═════ Given records ═════
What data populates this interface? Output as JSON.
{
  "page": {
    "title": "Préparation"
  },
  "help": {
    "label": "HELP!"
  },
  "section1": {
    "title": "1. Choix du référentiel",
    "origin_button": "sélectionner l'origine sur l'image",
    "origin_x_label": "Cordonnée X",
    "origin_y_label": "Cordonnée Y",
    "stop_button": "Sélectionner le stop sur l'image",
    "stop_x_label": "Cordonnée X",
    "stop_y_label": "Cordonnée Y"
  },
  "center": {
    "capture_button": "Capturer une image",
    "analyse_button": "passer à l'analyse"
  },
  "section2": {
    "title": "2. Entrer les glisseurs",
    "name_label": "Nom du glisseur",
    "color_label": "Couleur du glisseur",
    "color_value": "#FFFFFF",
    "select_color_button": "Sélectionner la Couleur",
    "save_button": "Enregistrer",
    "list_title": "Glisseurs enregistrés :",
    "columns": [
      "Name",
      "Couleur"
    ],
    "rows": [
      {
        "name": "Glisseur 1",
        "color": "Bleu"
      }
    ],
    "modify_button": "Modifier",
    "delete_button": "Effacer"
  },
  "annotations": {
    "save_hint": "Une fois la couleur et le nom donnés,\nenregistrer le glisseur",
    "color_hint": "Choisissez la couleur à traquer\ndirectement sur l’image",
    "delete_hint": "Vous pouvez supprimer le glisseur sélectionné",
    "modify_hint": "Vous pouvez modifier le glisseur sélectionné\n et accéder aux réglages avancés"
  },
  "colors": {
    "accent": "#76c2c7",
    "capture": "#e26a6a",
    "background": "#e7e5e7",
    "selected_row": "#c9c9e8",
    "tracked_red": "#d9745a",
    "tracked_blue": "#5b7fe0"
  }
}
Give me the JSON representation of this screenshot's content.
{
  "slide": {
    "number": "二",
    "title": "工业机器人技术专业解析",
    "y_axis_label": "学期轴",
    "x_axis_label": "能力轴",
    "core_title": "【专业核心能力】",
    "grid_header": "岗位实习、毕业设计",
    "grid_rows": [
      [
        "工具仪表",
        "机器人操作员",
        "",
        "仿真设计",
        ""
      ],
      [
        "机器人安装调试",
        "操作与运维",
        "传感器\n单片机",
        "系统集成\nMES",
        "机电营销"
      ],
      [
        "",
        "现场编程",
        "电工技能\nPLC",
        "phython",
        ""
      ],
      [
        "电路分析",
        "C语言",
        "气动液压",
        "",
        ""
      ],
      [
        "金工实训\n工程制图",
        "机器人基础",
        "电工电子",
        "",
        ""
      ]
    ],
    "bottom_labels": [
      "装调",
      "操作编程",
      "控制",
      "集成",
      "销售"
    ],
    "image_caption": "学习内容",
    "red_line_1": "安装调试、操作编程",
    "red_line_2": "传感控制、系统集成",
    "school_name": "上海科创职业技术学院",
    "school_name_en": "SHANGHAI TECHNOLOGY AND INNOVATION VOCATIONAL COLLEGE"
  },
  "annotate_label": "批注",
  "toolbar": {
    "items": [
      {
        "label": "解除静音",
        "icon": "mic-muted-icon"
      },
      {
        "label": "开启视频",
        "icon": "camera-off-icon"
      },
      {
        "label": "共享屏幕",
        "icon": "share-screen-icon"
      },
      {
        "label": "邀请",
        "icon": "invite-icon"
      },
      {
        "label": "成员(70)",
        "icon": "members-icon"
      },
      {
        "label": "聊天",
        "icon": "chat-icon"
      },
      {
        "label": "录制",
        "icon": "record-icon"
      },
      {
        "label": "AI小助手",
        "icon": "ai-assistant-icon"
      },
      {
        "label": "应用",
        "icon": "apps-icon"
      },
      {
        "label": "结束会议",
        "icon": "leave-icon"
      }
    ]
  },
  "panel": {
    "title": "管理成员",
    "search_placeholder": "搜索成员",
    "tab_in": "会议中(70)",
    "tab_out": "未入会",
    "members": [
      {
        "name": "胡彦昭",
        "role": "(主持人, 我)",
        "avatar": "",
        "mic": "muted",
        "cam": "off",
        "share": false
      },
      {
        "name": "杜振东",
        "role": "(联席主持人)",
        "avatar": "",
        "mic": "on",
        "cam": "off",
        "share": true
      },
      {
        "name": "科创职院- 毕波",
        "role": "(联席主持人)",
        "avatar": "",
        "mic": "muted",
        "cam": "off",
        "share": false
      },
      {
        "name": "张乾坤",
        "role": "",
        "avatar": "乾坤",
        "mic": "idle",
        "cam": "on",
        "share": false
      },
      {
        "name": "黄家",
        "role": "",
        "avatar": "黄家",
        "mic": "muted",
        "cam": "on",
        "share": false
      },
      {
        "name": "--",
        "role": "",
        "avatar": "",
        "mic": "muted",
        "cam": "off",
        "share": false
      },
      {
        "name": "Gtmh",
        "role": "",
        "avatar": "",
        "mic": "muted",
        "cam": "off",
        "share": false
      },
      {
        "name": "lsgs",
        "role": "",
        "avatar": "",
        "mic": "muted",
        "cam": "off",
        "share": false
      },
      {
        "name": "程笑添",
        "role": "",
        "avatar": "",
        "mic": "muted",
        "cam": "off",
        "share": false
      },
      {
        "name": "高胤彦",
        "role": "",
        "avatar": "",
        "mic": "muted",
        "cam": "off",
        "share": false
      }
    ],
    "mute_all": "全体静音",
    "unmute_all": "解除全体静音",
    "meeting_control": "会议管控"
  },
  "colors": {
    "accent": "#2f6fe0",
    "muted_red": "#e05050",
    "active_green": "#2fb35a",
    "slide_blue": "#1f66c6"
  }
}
═════
Written request:
Copy every record exactly as presented.

Task answer:
What data populates this interface? Output as JSON.
{
  "page": {
    "title": "Préparation"
  },
  "help": {
    "label": "HELP!"
  },
  "section1": {
    "title": "1. Choix du référentiel",
    "origin_button": "sélectionner l'origine sur l'image",
    "origin_x_label": "Cordonnée X",
    "origin_y_label": "Cordonnée Y",
    "stop_button": "Sélectionner le stop sur l'image",
    "stop_x_label": "Cordonnée X",
    "stop_y_label": "Cordonnée Y"
  },
  "center": {
    "capture_button": "Capturer une image",
    "analyse_button": "passer à l'analyse"
  },
  "section2": {
    "title": "2. Entrer les glisseurs",
    "name_label": "Nom du glisseur",
    "color_label": "Couleur du glisseur",
    "color_value": "#FFFFFF",
    "select_color_button": "Sélectionner la Couleur",
    "save_button": "Enregistrer",
    "list_title": "Glisseurs enregistrés :",
    "columns": [
      "Name",
      "Couleur"
    ],
    "rows": [
      {
        "name": "Glisseur 1",
        "color": "Bleu"
      }
    ],
    "modify_button": "Modifier",
    "delete_button": "Effacer"
  },
  "annotations": {
    "save_hint": "Une fois la couleur et le nom donnés,\nenregistrer le glisseur",
    "color_hint": "Choisissez la couleur à traquer\ndirectement sur l’image",
    "delete_hint": "Vous pouvez supprimer le glisseur sélectionné",
    "modify_hint": "Vous pouvez modifier le glisseur sélectionné\n et accéder aux réglages avancés"
  },
  "colors": {
    "accent": "#76c2c7",
    "capture": "#e26a6a",
    "background": "#e7e5e7",
    "selected_row": "#c9c9e8",
    "tracked_red": "#d9745a",
    "tracked_blue": "#5b7fe0"
  }
}
Give me the JSON representation of this screenshot's content.
{
  "slide": {
    "number": "二",
    "title": "工业机器人技术专业解析",
    "y_axis_label": "学期轴",
    "x_axis_label": "能力轴",
    "core_title": "【专业核心能力】",
    "grid_header": "岗位实习、毕业设计",
    "grid_rows": [
      [
        "工具仪表",
        "机器人操作员",
        "",
        "仿真设计",
        ""
      ],
      [
        "机器人安装调试",
        "操作与运维",
        "传感器\n单片机",
        "系统集成\nMES",
        "机电营销"
      ],
      [
        "",
        "现场编程",
        "电工技能\nPLC",
        "phython",
        ""
      ],
      [
        "电路分析",
        "C语言",
        "气动液压",
        "",
        ""
      ],
      [
        "金工实训\n工程制图",
        "机器人基础",
        "电工电子",
        "",
        ""
      ]
    ],
    "bottom_labels": [
      "装调",
      "操作编程",
      "控制",
      "集成",
      "销售"
    ],
    "image_caption": "学习内容",
    "red_line_1": "安装调试、操作编程",
    "red_line_2": "传感控制、系统集成",
    "school_name": "上海科创职业技术学院",
    "school_name_en": "SHANGHAI TECHNOLOGY AND INNOVATION VOCATIONAL COLLEGE"
  },
  "annotate_label": "批注",
  "toolbar": {
    "items": [
      {
        "label": "解除静音",
        "icon": "mic-muted-icon"
      },
      {
        "label": "开启视频",
        "icon": "camera-off-icon"
      },
      {
        "label": "共享屏幕",
        "icon": "share-screen-icon"
      },
      {
        "label": "邀请",
        "icon": "invite-icon"
      },
      {
        "label": "成员(70)",
        "icon": "members-icon"
      },
      {
        "label": "聊天",
        "icon": "chat-icon"
      },
      {
        "label": "录制",
        "icon": "record-icon"
      },
      {
        "label": "AI小助手",
        "icon": "ai-assistant-icon"
      },
      {
        "label": "应用",
        "icon": "apps-icon"
      },
      {
        "label": "结束会议",
        "icon": "leave-icon"
      }
    ]
  },
  "panel": {
    "title": "管理成员",
    "search_placeholder": "搜索成员",
    "tab_in": "会议中(70)",
    "tab_out": "未入会",
    "members": [
      {
        "name": "胡彦昭",
        "role": "(主持人, 我)",
        "avatar": "",
        "mic": "muted",
        "cam": "off",
        "share": false
      },
      {
        "name": "杜振东",
        "role": "(联席主持人)",
        "avatar": "",
        "mic": "on",
        "cam": "off",
        "share": true
      },
      {
        "name": "科创职院- 毕波",
        "role": "(联席主持人)",
        "avatar": "",
        "mic": "muted",
        "cam": "off",
        "share": false
      },
      {
        "name": "张乾坤",
        "role": "",
        "avatar": "乾坤",
        "mic": "idle",
        "cam": "on",
        "share": false
      },
      {
        "name": "黄家",
        "role": "",
        "avatar": "黄家",
        "mic": "muted",
        "cam": "on",
        "share": false
      },
      {
        "name": "--",
        "role": "",
        "avatar": "",
        "mic": "muted",
        "cam": "off",
        "share": false
      },
      {
        "name": "Gtmh",
        "role": "",
        "avatar": "",
        "mic": "muted",
        "cam": "off",
        "share": false
      },
      {
        "name": "lsgs",
        "role": "",
        "avatar": "",
        "mic": "muted",
        "cam": "off",
        "share": false
      },
      {
        "name": "程笑添",
        "role": "",
        "avatar": "",
        "mic": "muted",
        "cam": "off",
        "share": false
      },
      {
        "name": "高胤彦",
        "role": "",
        "avatar": "",
        "mic": "muted",
        "cam": "off",
        "share": false
      }
    ],
    "mute_all": "全体静音",
    "unmute_all": "解除全体静音",
    "meeting_control": "会议管控"
  },
  "colors": {
    "accent": "#2f6fe0",
    "muted_red": "#e05050",
    "active_green": "#2fb35a",
    "slide_blue": "#1f66c6"
  }
}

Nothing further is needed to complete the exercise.